EXERCISE AIM: Extract each line containing the string "Cost".

EXCERPTED RECORDS:
START

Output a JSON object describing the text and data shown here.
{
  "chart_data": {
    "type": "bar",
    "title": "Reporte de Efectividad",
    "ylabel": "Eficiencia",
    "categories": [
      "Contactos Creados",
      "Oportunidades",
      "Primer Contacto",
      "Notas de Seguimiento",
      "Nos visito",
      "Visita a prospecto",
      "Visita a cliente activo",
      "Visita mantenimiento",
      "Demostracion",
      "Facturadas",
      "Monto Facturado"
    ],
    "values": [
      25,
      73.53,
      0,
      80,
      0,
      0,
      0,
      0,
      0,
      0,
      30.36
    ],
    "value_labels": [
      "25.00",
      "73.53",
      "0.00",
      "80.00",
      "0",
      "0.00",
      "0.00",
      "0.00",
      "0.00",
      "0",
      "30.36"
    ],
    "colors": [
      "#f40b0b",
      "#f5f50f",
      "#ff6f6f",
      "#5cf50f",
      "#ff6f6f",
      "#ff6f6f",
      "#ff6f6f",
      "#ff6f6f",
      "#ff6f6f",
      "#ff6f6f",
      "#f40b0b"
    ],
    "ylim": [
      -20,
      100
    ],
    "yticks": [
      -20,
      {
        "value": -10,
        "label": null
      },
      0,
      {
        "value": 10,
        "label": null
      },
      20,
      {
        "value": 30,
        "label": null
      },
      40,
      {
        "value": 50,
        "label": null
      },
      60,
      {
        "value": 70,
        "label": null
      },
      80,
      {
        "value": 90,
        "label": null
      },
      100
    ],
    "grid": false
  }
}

END
START

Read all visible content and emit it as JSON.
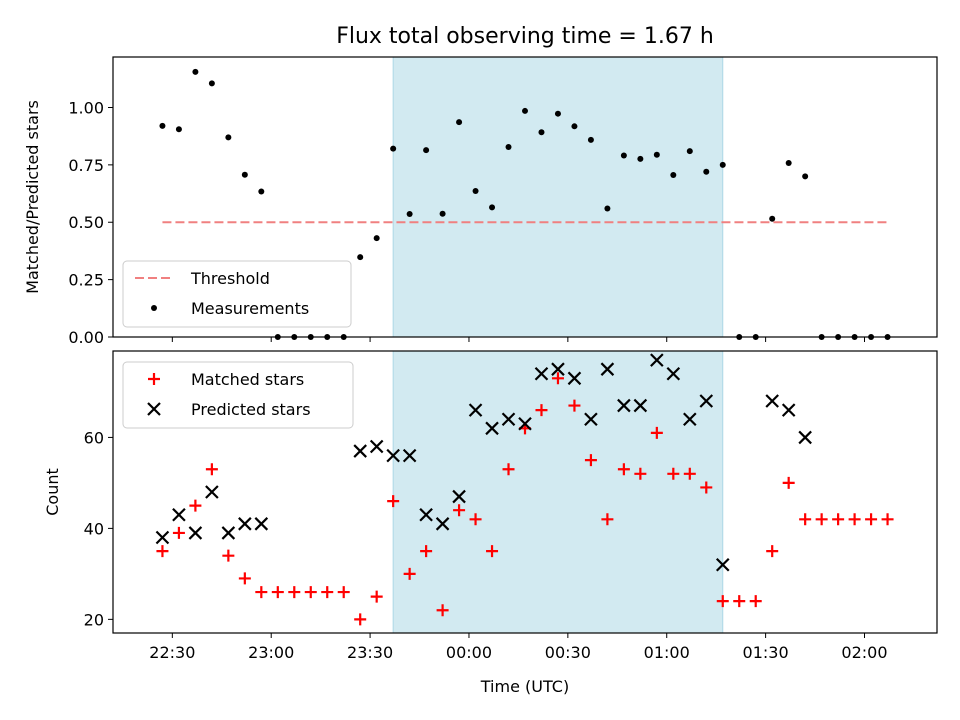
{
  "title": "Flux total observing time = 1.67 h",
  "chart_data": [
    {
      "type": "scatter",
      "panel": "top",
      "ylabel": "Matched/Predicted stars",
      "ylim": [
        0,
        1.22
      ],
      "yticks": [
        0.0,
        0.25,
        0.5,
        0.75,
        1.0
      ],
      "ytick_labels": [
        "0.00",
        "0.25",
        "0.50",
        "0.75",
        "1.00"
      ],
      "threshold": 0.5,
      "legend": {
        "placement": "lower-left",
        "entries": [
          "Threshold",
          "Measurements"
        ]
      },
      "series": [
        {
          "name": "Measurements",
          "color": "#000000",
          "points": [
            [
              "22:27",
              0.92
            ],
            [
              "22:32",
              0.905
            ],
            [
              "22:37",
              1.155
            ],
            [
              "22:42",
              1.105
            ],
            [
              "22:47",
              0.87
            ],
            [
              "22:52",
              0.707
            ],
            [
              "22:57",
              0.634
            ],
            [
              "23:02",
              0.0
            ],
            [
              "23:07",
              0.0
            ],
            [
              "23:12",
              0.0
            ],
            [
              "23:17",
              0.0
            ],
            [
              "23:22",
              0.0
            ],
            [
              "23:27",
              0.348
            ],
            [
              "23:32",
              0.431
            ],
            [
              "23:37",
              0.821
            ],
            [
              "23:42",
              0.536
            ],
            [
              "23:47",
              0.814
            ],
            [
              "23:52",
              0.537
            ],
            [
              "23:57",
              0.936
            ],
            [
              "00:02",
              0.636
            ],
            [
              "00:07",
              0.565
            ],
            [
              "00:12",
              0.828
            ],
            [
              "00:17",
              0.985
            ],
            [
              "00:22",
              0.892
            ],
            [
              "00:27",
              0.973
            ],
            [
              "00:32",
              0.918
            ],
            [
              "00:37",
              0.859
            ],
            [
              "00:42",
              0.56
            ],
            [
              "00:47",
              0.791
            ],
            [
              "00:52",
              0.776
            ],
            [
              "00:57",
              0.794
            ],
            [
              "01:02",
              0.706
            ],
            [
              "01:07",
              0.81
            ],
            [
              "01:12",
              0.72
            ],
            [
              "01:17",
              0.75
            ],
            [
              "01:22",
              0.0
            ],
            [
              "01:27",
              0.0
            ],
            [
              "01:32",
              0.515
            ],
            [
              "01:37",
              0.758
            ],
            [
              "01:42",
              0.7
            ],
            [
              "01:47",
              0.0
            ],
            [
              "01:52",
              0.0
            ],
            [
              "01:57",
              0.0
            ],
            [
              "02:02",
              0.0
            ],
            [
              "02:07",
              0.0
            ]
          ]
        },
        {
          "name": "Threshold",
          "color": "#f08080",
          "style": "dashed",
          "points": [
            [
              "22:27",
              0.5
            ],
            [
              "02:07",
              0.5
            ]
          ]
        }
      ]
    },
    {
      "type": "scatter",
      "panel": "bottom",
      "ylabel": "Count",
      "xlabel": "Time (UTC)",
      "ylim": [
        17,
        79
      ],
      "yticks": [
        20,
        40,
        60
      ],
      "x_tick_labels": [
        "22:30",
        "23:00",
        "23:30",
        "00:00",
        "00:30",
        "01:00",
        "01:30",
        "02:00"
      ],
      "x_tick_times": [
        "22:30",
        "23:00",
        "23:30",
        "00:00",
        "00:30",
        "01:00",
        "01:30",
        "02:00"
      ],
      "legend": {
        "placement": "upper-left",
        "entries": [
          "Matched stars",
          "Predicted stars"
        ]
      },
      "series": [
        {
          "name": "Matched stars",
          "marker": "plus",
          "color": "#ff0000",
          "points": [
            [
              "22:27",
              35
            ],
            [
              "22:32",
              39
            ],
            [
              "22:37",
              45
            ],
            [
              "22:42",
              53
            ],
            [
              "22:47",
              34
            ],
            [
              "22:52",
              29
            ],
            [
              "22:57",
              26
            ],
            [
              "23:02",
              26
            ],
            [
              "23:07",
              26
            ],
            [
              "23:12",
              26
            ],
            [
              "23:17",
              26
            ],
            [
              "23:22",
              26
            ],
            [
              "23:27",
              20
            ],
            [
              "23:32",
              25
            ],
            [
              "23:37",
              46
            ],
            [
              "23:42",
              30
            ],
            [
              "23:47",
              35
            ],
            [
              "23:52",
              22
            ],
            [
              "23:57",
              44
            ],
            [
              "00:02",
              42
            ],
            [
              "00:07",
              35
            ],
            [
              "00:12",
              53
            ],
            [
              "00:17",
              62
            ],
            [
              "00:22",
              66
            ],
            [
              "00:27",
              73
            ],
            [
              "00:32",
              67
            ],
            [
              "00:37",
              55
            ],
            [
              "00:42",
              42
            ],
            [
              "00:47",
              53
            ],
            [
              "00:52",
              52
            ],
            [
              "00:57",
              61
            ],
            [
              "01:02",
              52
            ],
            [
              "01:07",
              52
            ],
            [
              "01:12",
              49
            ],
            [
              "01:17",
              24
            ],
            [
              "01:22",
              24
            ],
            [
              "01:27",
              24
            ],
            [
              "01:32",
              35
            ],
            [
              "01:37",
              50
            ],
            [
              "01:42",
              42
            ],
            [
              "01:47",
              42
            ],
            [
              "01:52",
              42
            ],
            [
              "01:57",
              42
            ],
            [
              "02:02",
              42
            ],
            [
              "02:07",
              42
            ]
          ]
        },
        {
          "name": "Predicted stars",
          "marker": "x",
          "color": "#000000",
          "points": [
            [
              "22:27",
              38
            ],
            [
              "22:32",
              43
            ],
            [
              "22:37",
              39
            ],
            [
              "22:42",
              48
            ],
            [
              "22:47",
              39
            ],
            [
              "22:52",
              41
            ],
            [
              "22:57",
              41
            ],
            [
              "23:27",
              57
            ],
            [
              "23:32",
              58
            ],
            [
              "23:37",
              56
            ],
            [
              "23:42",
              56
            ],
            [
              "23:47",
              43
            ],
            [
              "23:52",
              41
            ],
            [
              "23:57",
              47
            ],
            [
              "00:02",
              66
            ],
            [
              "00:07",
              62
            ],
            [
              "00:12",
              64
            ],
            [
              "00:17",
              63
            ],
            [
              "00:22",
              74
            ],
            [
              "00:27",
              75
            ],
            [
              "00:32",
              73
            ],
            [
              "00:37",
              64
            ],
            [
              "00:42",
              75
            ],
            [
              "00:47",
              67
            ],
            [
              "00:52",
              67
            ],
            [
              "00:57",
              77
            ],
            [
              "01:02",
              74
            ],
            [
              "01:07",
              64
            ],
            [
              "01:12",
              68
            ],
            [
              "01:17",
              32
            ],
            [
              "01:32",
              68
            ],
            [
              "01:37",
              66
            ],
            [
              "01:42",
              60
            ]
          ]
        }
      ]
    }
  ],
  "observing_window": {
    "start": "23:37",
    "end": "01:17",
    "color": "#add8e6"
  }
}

END
START

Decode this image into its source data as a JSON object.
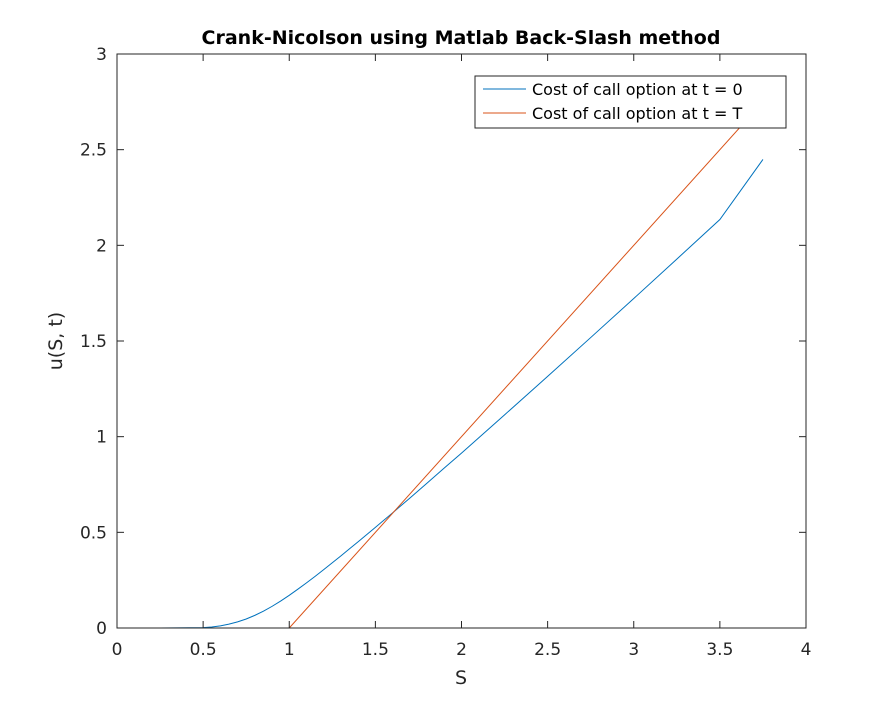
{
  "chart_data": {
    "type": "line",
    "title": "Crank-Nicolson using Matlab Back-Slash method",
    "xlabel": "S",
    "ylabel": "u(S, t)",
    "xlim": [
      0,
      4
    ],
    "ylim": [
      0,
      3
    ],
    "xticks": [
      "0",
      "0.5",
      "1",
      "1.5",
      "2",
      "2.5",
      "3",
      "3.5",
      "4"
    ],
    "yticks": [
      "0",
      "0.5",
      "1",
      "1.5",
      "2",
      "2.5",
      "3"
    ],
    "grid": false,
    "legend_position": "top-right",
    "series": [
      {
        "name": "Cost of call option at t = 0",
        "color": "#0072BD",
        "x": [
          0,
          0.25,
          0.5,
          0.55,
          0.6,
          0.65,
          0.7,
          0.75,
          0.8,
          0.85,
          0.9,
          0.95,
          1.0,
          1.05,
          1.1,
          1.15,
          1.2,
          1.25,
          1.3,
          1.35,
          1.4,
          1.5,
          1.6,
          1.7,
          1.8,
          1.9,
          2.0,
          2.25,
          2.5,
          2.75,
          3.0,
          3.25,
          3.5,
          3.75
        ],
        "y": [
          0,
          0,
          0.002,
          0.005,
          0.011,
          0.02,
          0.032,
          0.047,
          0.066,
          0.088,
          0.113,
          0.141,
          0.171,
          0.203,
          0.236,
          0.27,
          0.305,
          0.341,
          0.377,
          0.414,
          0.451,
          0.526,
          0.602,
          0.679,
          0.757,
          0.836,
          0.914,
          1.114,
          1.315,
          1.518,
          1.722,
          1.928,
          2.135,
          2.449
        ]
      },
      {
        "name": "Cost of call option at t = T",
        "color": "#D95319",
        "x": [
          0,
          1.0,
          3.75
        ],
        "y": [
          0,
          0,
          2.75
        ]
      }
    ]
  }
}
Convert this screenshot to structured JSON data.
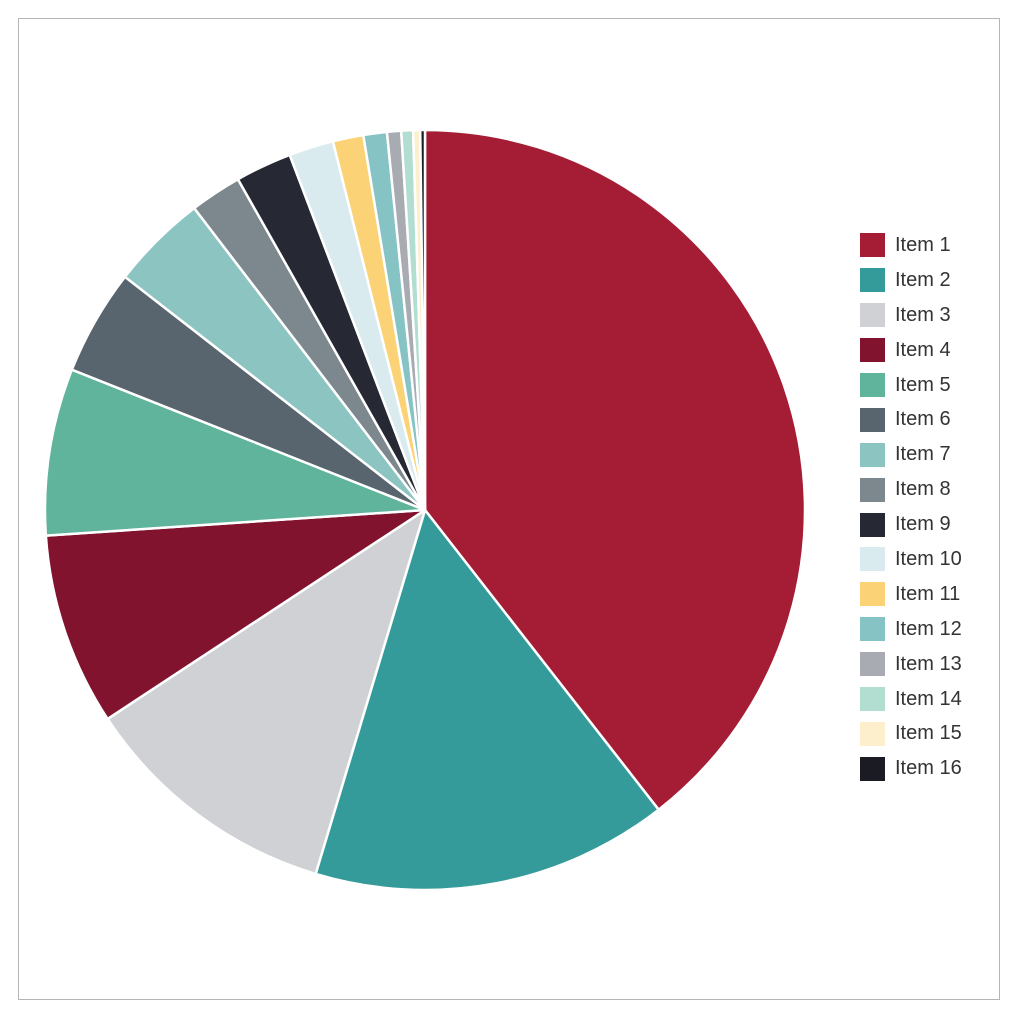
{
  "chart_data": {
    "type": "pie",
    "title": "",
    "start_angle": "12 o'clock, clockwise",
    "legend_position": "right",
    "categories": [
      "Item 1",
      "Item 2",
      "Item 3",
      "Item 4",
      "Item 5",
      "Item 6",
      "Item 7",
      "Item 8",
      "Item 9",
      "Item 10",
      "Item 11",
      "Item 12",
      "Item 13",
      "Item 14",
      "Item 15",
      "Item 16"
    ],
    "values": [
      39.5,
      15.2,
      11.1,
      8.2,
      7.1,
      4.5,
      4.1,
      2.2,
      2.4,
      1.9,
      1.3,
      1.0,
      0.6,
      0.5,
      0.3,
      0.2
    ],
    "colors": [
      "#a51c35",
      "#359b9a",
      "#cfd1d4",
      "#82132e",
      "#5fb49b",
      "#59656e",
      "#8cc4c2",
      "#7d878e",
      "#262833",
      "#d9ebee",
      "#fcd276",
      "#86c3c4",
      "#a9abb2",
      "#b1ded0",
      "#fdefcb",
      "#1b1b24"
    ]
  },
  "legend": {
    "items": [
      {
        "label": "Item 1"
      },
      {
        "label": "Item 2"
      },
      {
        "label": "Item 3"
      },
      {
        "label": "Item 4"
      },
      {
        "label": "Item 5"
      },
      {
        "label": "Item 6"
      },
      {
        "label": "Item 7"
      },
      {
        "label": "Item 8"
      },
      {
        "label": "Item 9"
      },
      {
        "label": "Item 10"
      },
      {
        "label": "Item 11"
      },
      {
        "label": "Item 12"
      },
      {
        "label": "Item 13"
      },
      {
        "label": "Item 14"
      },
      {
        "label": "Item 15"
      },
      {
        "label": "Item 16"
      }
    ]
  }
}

END

FINAL RESULT:
        "name": "Cost of call option at t = 0",
        "name": "Cost of call option at t = T",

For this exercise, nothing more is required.